***** Task data

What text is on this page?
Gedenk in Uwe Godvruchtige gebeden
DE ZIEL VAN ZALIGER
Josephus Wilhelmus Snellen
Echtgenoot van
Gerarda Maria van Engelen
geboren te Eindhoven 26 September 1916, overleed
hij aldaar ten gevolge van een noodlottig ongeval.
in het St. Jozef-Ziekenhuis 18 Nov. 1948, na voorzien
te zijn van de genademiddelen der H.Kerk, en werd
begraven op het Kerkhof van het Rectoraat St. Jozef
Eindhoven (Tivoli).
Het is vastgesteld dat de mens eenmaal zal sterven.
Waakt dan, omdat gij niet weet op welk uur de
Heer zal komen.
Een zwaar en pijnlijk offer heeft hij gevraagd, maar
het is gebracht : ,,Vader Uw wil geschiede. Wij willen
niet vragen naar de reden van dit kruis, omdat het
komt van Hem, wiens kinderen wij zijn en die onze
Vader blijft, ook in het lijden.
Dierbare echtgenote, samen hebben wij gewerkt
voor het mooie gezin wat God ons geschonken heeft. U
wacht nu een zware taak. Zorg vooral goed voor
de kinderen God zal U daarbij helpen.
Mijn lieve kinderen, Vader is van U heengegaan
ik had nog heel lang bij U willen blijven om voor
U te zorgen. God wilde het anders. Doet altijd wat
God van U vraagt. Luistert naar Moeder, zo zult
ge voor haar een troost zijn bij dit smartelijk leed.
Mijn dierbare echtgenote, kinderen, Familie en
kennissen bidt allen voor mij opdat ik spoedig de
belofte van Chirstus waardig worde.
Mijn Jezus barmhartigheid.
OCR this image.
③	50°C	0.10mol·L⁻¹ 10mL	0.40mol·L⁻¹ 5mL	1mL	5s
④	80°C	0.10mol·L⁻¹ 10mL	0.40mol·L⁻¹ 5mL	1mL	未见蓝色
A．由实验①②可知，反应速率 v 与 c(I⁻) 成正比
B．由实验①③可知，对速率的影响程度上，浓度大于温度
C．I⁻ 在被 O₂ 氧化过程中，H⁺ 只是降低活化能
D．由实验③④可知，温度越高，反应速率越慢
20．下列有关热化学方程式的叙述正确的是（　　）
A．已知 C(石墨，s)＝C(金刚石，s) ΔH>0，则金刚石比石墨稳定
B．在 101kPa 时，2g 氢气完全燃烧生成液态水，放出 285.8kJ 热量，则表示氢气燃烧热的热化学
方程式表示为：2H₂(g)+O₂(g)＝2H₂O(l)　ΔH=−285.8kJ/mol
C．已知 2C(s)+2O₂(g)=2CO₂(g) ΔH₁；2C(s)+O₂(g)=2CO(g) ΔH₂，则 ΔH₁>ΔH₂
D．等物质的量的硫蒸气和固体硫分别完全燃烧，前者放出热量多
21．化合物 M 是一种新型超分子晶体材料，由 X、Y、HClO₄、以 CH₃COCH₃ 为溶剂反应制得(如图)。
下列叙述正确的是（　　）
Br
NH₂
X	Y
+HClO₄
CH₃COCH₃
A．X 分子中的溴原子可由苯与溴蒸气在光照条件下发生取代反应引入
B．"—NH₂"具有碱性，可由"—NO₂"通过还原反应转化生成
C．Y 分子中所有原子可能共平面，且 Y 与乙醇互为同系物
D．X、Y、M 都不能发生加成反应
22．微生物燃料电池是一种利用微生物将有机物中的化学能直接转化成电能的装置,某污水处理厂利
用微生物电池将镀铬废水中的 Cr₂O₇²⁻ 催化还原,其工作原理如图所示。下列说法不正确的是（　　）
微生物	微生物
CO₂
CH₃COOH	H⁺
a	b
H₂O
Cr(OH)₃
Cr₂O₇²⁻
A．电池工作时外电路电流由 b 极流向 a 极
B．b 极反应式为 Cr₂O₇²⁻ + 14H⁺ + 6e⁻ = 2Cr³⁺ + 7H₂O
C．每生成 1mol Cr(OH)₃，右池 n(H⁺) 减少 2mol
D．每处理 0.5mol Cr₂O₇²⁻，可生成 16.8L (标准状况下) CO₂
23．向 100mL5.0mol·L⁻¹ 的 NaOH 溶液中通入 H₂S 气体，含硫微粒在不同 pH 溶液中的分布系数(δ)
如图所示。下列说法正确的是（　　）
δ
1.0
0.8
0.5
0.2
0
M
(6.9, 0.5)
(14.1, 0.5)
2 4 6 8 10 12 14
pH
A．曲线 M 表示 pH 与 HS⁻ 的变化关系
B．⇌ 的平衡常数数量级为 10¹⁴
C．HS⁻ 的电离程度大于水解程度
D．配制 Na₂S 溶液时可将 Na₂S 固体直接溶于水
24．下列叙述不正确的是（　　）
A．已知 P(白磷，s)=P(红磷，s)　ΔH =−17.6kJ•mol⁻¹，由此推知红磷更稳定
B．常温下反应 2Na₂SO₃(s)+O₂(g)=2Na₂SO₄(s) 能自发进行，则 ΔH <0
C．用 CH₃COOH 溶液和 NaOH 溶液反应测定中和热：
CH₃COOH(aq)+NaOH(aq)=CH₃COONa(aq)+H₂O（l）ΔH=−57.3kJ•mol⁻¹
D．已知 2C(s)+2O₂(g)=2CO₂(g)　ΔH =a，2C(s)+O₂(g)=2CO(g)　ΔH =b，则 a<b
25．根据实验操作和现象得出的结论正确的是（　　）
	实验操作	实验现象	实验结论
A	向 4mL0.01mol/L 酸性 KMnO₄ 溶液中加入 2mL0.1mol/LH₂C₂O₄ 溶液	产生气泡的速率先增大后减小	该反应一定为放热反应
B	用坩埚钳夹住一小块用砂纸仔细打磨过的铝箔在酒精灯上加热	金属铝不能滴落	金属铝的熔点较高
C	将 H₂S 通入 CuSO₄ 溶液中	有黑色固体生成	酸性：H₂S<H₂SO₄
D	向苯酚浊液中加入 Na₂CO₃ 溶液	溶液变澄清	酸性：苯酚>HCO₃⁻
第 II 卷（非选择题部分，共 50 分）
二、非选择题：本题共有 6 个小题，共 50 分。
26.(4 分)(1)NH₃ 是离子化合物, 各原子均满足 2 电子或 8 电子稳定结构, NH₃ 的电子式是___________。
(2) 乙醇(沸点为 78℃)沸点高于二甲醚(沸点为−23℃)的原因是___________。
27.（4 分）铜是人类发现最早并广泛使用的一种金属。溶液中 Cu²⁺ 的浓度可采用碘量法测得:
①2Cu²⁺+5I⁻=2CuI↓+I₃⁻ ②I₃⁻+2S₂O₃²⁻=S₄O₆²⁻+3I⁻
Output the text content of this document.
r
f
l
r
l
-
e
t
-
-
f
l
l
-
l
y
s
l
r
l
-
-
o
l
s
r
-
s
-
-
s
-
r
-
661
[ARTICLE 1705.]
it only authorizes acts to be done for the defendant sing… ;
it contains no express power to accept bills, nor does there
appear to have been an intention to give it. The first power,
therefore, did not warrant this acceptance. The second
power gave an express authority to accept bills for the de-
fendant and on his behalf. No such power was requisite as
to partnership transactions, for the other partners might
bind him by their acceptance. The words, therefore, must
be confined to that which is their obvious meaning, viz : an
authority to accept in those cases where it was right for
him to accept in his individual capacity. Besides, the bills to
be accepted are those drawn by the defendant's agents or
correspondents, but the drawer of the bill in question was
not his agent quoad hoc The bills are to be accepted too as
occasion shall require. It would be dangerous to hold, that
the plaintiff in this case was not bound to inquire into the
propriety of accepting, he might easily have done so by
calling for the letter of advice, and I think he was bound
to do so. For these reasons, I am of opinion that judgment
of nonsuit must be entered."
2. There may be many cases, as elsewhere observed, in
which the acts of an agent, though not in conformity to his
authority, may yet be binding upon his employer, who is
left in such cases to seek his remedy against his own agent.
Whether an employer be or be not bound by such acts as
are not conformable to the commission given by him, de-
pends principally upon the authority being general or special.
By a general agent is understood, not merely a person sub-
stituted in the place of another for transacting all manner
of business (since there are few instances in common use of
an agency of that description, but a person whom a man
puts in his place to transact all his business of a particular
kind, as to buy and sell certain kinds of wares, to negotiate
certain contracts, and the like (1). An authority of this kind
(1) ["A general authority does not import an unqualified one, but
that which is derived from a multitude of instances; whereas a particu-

**********

• _Task prompt_
Copy out each line in the listing that has the word "general".

• _Response below_
pends principally upon the authority being general or special.
By a general agent is understood, not merely a person sub-
(1) ["A general authority does not import an unqualified one, but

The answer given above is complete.